[Records from a dataset]
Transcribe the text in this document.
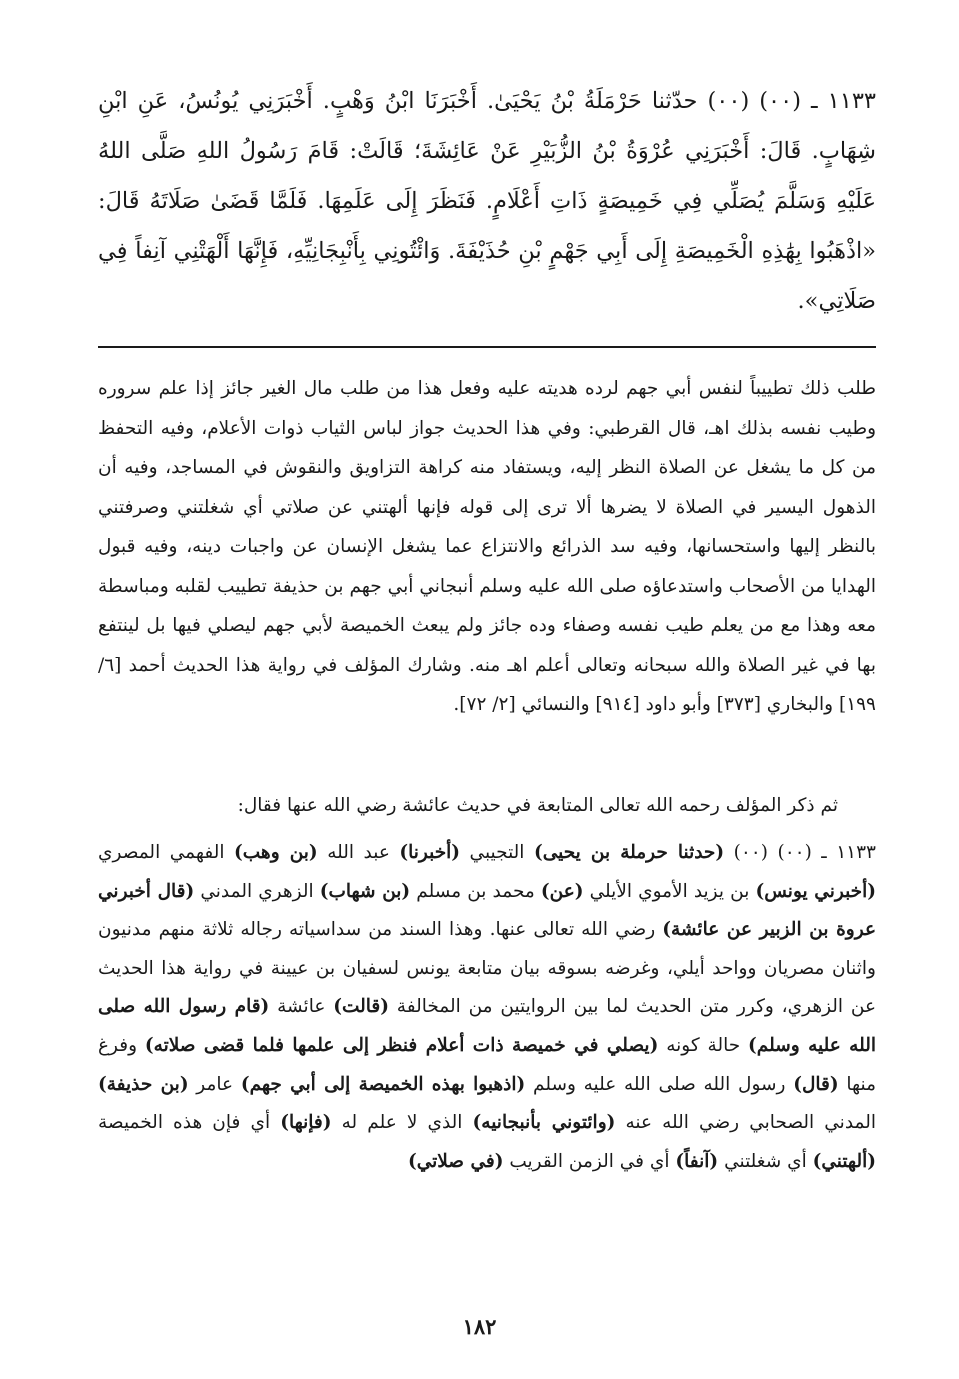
١١٣٣ ـ (٠٠) (٠٠) حدّثنا حَرْمَلَةُ بْنُ يَحْيَىٰ. أَخْبَرَنَا ابْنُ وَهْبٍ. أَخْبَرَنِي يُونُسُ، عَنِ ابْنِ شِهَابٍ. قَالَ: أَخْبَرَنِي عُرْوَةُ بْنُ الزُّبَيْرِ عَنْ عَائِشَةَ؛ قَالَتْ: قَامَ رَسُولُ اللهِ صَلَّى اللهُ عَلَيْهِ وَسَلَّمَ يُصَلِّي فِي خَمِيصَةٍ ذَاتِ أَعْلَامٍ. فَنَظَرَ إِلَى عَلَمِهَا. فَلَمَّا قَضَىٰ صَلَاتَهُ قَالَ: «اذْهَبُوا بِهَٰذِهِ الْخَمِيصَةِ إِلَى أَبِي جَهْمٍ بْنِ حُذَيْفَةَ. وَائْتُونِي بِأَنْبِجَانِيِّهِ، فَإِنَّهَا أَلْهَتْنِي آنِفاً فِي صَلَاتِي».

طلب ذلك تطييباً لنفس أبي جهم لرده هديته عليه وفعل هذا من طلب مال الغير جائز إذا علم سروره وطيب نفسه بذلك اهـ، قال القرطبي: وفي هذا الحديث جواز لباس الثياب ذوات الأعلام، وفيه التحفظ من كل ما يشغل عن الصلاة النظر إليه، ويستفاد منه كراهة التزاويق والنقوش في المساجد، وفيه أن الذهول اليسير في الصلاة لا يضرها ألا ترى إلى قوله فإنها ألهتني عن صلاتي أي شغلتني وصرفتني بالنظر إليها واستحسانها، وفيه سد الذرائع والانتزاع عما يشغل الإنسان عن واجبات دينه، وفيه قبول الهدايا من الأصحاب واستدعاؤه صلى الله عليه وسلم أنبجاني أبي جهم بن حذيفة تطييب لقلبه ومباسطة معه وهذا مع من يعلم طيب نفسه وصفاء وده جائز ولم يبعث الخميصة لأبي جهم ليصلي فيها بل لينتفع بها في غير الصلاة والله سبحانه وتعالى أعلم اهـ منه. وشارك المؤلف في رواية هذا الحديث أحمد [٦/ ١٩٩] والبخاري [٣٧٣] وأبو داود [٩١٤] والنسائي [٢/ ٧٢].

ثم ذكر المؤلف رحمه الله تعالى المتابعة في حديث عائشة رضي الله عنها فقال:

١١٣٣ ـ (٠٠) (٠٠) (حدثنا حرملة بن يحيى) التجيبي (أخبرنا) عبد الله (بن وهب) الفهمي المصري (أخبرني يونس) بن يزيد الأموي الأيلي (عن) محمد بن مسلم (بن شهاب) الزهري المدني (قال أخبرني عروة بن الزبير عن عائشة) رضي الله تعالى عنها. وهذا السند من سداسياته رجاله ثلاثة منهم مدنيون واثنان مصريان وواحد أيلي، وغرضه بسوقه بيان متابعة يونس لسفيان بن عيينة في رواية هذا الحديث عن الزهري، وكرر متن الحديث لما بين الروايتين من المخالفة (قالت) عائشة (قام رسول الله صلى الله عليه وسلم) حالة كونه (يصلي في خميصة ذات أعلام فنظر إلى علمها فلما قضى صلاته) وفرغ منها (قال) رسول الله صلى الله عليه وسلم (اذهبوا بهذه الخميصة إلى أبي جهم) عامر (بن حذيفة) المدني الصحابي رضي الله عنه (وائتوني بأنبجانيه) الذي لا علم له (فإنها) أي فإن هذه الخميصة (ألهتني) أي شغلتني (آنفاً) أي في الزمن القريب (في صلاتي)

١٨٢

**STATED TASK:** Strip out the images, then output the records above word for word.

**RESULT OF THIS TASK:**
Transcribe the text in this document.
١١٣٣ ـ (٠٠) (٠٠) حدّثنا حَرْمَلَةُ بْنُ يَحْيَىٰ. أَخْبَرَنَا ابْنُ وَهْبٍ. أَخْبَرَنِي يُونُسُ، عَنِ ابْنِ شِهَابٍ. قَالَ: أَخْبَرَنِي عُرْوَةُ بْنُ الزُّبَيْرِ عَنْ عَائِشَةَ؛ قَالَتْ: قَامَ رَسُولُ اللهِ صَلَّى اللهُ عَلَيْهِ وَسَلَّمَ يُصَلِّي فِي خَمِيصَةٍ ذَاتِ أَعْلَامٍ. فَنَظَرَ إِلَى عَلَمِهَا. فَلَمَّا قَضَىٰ صَلَاتَهُ قَالَ: «اذْهَبُوا بِهَٰذِهِ الْخَمِيصَةِ إِلَى أَبِي جَهْمٍ بْنِ حُذَيْفَةَ. وَائْتُونِي بِأَنْبِجَانِيِّهِ، فَإِنَّهَا أَلْهَتْنِي آنِفاً فِي صَلَاتِي».

طلب ذلك تطييباً لنفس أبي جهم لرده هديته عليه وفعل هذا من طلب مال الغير جائز إذا علم سروره وطيب نفسه بذلك اهـ، قال القرطبي: وفي هذا الحديث جواز لباس الثياب ذوات الأعلام، وفيه التحفظ من كل ما يشغل عن الصلاة النظر إليه، ويستفاد منه كراهة التزاويق والنقوش في المساجد، وفيه أن الذهول اليسير في الصلاة لا يضرها ألا ترى إلى قوله فإنها ألهتني عن صلاتي أي شغلتني وصرفتني بالنظر إليها واستحسانها، وفيه سد الذرائع والانتزاع عما يشغل الإنسان عن واجبات دينه، وفيه قبول الهدايا من الأصحاب واستدعاؤه صلى الله عليه وسلم أنبجاني أبي جهم بن حذيفة تطييب لقلبه ومباسطة معه وهذا مع من يعلم طيب نفسه وصفاء وده جائز ولم يبعث الخميصة لأبي جهم ليصلي فيها بل لينتفع بها في غير الصلاة والله سبحانه وتعالى أعلم اهـ منه. وشارك المؤلف في رواية هذا الحديث أحمد [٦/ ١٩٩] والبخاري [٣٧٣] وأبو داود [٩١٤] والنسائي [٢/ ٧٢].

ثم ذكر المؤلف رحمه الله تعالى المتابعة في حديث عائشة رضي الله عنها فقال:

١١٣٣ ـ (٠٠) (٠٠) (حدثنا حرملة بن يحيى) التجيبي (أخبرنا) عبد الله (بن وهب) الفهمي المصري (أخبرني يونس) بن يزيد الأموي الأيلي (عن) محمد بن مسلم (بن شهاب) الزهري المدني (قال أخبرني عروة بن الزبير عن عائشة) رضي الله تعالى عنها. وهذا السند من سداسياته رجاله ثلاثة منهم مدنيون واثنان مصريان وواحد أيلي، وغرضه بسوقه بيان متابعة يونس لسفيان بن عيينة في رواية هذا الحديث عن الزهري، وكرر متن الحديث لما بين الروايتين من المخالفة (قالت) عائشة (قام رسول الله صلى الله عليه وسلم) حالة كونه (يصلي في خميصة ذات أعلام فنظر إلى علمها فلما قضى صلاته) وفرغ منها (قال) رسول الله صلى الله عليه وسلم (اذهبوا بهذه الخميصة إلى أبي جهم) عامر (بن حذيفة) المدني الصحابي رضي الله عنه (وائتوني بأنبجانيه) الذي لا علم له (فإنها) أي فإن هذه الخميصة (ألهتني) أي شغلتني (آنفاً) أي في الزمن القريب (في صلاتي)

١٨٢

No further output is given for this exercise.